- [Task input]
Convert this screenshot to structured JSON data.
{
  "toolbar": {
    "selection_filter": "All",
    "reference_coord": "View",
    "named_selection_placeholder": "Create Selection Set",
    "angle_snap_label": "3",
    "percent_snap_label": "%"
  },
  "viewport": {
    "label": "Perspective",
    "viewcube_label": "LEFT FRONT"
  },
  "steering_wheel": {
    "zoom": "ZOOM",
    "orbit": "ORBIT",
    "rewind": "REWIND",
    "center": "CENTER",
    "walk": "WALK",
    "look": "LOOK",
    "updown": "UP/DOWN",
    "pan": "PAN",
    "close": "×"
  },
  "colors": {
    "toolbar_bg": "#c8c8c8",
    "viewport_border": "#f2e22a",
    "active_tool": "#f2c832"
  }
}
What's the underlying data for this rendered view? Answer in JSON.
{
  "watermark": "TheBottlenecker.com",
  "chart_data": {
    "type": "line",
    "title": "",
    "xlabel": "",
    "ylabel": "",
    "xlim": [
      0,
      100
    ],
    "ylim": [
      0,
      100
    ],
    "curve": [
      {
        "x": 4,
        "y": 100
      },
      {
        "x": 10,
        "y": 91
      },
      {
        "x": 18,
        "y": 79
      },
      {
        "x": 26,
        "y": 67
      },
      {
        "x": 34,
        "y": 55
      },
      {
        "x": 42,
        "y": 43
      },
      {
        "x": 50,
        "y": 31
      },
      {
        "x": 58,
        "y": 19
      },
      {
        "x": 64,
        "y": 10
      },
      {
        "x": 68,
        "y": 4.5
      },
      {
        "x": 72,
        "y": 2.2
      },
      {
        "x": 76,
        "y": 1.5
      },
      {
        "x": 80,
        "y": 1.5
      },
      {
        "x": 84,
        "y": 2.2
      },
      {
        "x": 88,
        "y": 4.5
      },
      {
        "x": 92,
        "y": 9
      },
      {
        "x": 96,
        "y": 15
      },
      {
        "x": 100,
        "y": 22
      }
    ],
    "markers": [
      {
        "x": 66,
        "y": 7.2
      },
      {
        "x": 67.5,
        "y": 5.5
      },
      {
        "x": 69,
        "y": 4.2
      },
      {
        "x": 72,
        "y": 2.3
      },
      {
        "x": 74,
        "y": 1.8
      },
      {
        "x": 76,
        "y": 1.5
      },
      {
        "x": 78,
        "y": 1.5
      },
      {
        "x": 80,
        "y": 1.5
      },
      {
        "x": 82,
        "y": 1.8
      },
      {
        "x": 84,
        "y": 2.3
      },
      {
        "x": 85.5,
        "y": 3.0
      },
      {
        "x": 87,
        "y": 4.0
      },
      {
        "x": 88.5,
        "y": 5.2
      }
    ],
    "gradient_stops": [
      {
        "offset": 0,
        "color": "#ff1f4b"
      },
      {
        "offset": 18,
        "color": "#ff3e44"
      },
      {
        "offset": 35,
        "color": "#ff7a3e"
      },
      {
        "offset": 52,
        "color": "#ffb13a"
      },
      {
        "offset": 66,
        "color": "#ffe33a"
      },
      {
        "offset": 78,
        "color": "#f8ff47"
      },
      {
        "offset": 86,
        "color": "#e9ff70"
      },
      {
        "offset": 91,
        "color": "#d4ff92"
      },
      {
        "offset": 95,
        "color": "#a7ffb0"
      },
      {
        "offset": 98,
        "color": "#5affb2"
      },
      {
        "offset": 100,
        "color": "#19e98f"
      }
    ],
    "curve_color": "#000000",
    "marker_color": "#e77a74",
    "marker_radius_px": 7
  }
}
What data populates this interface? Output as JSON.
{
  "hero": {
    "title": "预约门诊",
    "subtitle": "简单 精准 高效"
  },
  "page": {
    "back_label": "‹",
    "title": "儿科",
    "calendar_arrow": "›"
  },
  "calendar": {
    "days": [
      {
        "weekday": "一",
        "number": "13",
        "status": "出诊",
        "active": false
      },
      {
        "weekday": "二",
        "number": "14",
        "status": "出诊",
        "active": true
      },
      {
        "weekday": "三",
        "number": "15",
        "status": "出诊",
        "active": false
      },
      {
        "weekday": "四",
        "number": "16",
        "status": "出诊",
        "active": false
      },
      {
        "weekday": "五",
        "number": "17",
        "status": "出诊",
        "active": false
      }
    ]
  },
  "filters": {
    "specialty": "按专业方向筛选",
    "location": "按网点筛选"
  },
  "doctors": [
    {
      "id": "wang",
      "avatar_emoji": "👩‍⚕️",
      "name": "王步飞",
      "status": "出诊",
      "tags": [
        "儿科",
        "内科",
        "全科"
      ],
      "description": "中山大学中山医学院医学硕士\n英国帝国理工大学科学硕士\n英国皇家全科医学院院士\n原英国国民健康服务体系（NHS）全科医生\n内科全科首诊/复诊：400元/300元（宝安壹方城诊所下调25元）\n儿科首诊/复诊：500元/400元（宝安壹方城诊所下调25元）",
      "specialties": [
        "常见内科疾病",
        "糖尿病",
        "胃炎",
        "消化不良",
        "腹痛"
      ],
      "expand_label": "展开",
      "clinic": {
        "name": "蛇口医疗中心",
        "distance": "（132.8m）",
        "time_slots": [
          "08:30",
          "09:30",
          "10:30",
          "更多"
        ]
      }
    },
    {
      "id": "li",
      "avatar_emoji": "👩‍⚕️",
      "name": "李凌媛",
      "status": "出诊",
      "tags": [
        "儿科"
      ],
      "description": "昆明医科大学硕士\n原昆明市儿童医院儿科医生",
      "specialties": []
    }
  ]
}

- [Work required]
Your task is to output all of the data above word for word.

- [Task answer]
Convert this screenshot to structured JSON data.
{
  "toolbar": {
    "selection_filter": "All",
    "reference_coord": "View",
    "named_selection_placeholder": "Create Selection Set",
    "angle_snap_label": "3",
    "percent_snap_label": "%"
  },
  "viewport": {
    "label": "Perspective",
    "viewcube_label": "LEFT FRONT"
  },
  "steering_wheel": {
    "zoom": "ZOOM",
    "orbit": "ORBIT",
    "rewind": "REWIND",
    "center": "CENTER",
    "walk": "WALK",
    "look": "LOOK",
    "updown": "UP/DOWN",
    "pan": "PAN",
    "close": "×"
  },
  "colors": {
    "toolbar_bg": "#c8c8c8",
    "viewport_border": "#f2e22a",
    "active_tool": "#f2c832"
  }
}
What's the underlying data for this rendered view? Answer in JSON.
{
  "watermark": "TheBottlenecker.com",
  "chart_data": {
    "type": "line",
    "title": "",
    "xlabel": "",
    "ylabel": "",
    "xlim": [
      0,
      100
    ],
    "ylim": [
      0,
      100
    ],
    "curve": [
      {
        "x": 4,
        "y": 100
      },
      {
        "x": 10,
        "y": 91
      },
      {
        "x": 18,
        "y": 79
      },
      {
        "x": 26,
        "y": 67
      },
      {
        "x": 34,
        "y": 55
      },
      {
        "x": 42,
        "y": 43
      },
      {
        "x": 50,
        "y": 31
      },
      {
        "x": 58,
        "y": 19
      },
      {
        "x": 64,
        "y": 10
      },
      {
        "x": 68,
        "y": 4.5
      },
      {
        "x": 72,
        "y": 2.2
      },
      {
        "x": 76,
        "y": 1.5
      },
      {
        "x": 80,
        "y": 1.5
      },
      {
        "x": 84,
        "y": 2.2
      },
      {
        "x": 88,
        "y": 4.5
      },
      {
        "x": 92,
        "y": 9
      },
      {
        "x": 96,
        "y": 15
      },
      {
        "x": 100,
        "y": 22
      }
    ],
    "markers": [
      {
        "x": 66,
        "y": 7.2
      },
      {
        "x": 67.5,
        "y": 5.5
      },
      {
        "x": 69,
        "y": 4.2
      },
      {
        "x": 72,
        "y": 2.3
      },
      {
        "x": 74,
        "y": 1.8
      },
      {
        "x": 76,
        "y": 1.5
      },
      {
        "x": 78,
        "y": 1.5
      },
      {
        "x": 80,
        "y": 1.5
      },
      {
        "x": 82,
        "y": 1.8
      },
      {
        "x": 84,
        "y": 2.3
      },
      {
        "x": 85.5,
        "y": 3.0
      },
      {
        "x": 87,
        "y": 4.0
      },
      {
        "x": 88.5,
        "y": 5.2
      }
    ],
    "gradient_stops": [
      {
        "offset": 0,
        "color": "#ff1f4b"
      },
      {
        "offset": 18,
        "color": "#ff3e44"
      },
      {
        "offset": 35,
        "color": "#ff7a3e"
      },
      {
        "offset": 52,
        "color": "#ffb13a"
      },
      {
        "offset": 66,
        "color": "#ffe33a"
      },
      {
        "offset": 78,
        "color": "#f8ff47"
      },
      {
        "offset": 86,
        "color": "#e9ff70"
      },
      {
        "offset": 91,
        "color": "#d4ff92"
      },
      {
        "offset": 95,
        "color": "#a7ffb0"
      },
      {
        "offset": 98,
        "color": "#5affb2"
      },
      {
        "offset": 100,
        "color": "#19e98f"
      }
    ],
    "curve_color": "#000000",
    "marker_color": "#e77a74",
    "marker_radius_px": 7
  }
}
What data populates this interface? Output as JSON.
{
  "hero": {
    "title": "预约门诊",
    "subtitle": "简单 精准 高效"
  },
  "page": {
    "back_label": "‹",
    "title": "儿科",
    "calendar_arrow": "›"
  },
  "calendar": {
    "days": [
      {
        "weekday": "一",
        "number": "13",
        "status": "出诊",
        "active": false
      },
      {
        "weekday": "二",
        "number": "14",
        "status": "出诊",
        "active": true
      },
      {
        "weekday": "三",
        "number": "15",
        "status": "出诊",
        "active": false
      },
      {
        "weekday": "四",
        "number": "16",
        "status": "出诊",
        "active": false
      },
      {
        "weekday": "五",
        "number": "17",
        "status": "出诊",
        "active": false
      }
    ]
  },
  "filters": {
    "specialty": "按专业方向筛选",
    "location": "按网点筛选"
  },
  "doctors": [
    {
      "id": "wang",
      "avatar_emoji": "👩‍⚕️",
      "name": "王步飞",
      "status": "出诊",
      "tags": [
        "儿科",
        "内科",
        "全科"
      ],
      "description": "中山大学中山医学院医学硕士\n英国帝国理工大学科学硕士\n英国皇家全科医学院院士\n原英国国民健康服务体系（NHS）全科医生\n内科全科首诊/复诊：400元/300元（宝安壹方城诊所下调25元）\n儿科首诊/复诊：500元/400元（宝安壹方城诊所下调25元）",
      "specialties": [
        "常见内科疾病",
        "糖尿病",
        "胃炎",
        "消化不良",
        "腹痛"
      ],
      "expand_label": "展开",
      "clinic": {
        "name": "蛇口医疗中心",
        "distance": "（132.8m）",
        "time_slots": [
          "08:30",
          "09:30",
          "10:30",
          "更多"
        ]
      }
    },
    {
      "id": "li",
      "avatar_emoji": "👩‍⚕️",
      "name": "李凌媛",
      "status": "出诊",
      "tags": [
        "儿科"
      ],
      "description": "昆明医科大学硕士\n原昆明市儿童医院儿科医生",
      "specialties": []
    }
  ]
}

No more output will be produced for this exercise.